Task objective:
Show every line containing "document" by copying it.

[Dataset entries]

* BEGIN *

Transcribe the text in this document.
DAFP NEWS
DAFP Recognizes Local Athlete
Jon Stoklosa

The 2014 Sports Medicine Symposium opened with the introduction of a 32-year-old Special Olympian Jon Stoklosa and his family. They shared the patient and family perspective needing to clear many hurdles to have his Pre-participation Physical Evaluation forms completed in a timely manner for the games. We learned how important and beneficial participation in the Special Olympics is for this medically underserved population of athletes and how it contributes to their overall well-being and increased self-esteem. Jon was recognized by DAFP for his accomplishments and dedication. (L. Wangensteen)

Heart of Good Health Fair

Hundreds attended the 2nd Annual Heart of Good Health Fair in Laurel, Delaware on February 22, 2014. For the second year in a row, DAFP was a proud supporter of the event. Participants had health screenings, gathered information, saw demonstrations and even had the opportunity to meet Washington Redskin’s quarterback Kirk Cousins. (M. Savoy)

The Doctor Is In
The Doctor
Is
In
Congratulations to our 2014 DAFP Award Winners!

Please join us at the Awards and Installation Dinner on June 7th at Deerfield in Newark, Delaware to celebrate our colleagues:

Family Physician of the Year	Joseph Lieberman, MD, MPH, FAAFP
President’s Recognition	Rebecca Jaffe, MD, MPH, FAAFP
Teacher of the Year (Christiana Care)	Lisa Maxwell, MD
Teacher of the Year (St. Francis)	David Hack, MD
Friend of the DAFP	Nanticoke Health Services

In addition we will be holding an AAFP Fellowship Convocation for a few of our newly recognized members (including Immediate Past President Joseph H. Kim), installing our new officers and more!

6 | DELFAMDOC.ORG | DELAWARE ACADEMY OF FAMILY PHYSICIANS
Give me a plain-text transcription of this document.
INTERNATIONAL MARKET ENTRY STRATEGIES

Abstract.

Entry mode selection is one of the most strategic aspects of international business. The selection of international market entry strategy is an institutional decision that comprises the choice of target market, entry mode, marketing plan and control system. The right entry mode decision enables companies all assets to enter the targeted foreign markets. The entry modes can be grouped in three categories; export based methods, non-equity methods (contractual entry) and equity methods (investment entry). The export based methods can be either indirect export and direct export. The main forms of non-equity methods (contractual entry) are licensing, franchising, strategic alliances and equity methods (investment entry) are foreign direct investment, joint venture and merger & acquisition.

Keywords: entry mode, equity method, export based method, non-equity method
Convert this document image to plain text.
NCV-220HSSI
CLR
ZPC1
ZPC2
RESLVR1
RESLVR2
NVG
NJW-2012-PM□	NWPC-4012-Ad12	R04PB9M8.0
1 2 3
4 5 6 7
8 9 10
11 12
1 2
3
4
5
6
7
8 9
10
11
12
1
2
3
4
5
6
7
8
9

* END *

Completed exercise:
Transcribe the text in this document.
Give me a plain-text transcription of this document.
Convert this document image to plain text.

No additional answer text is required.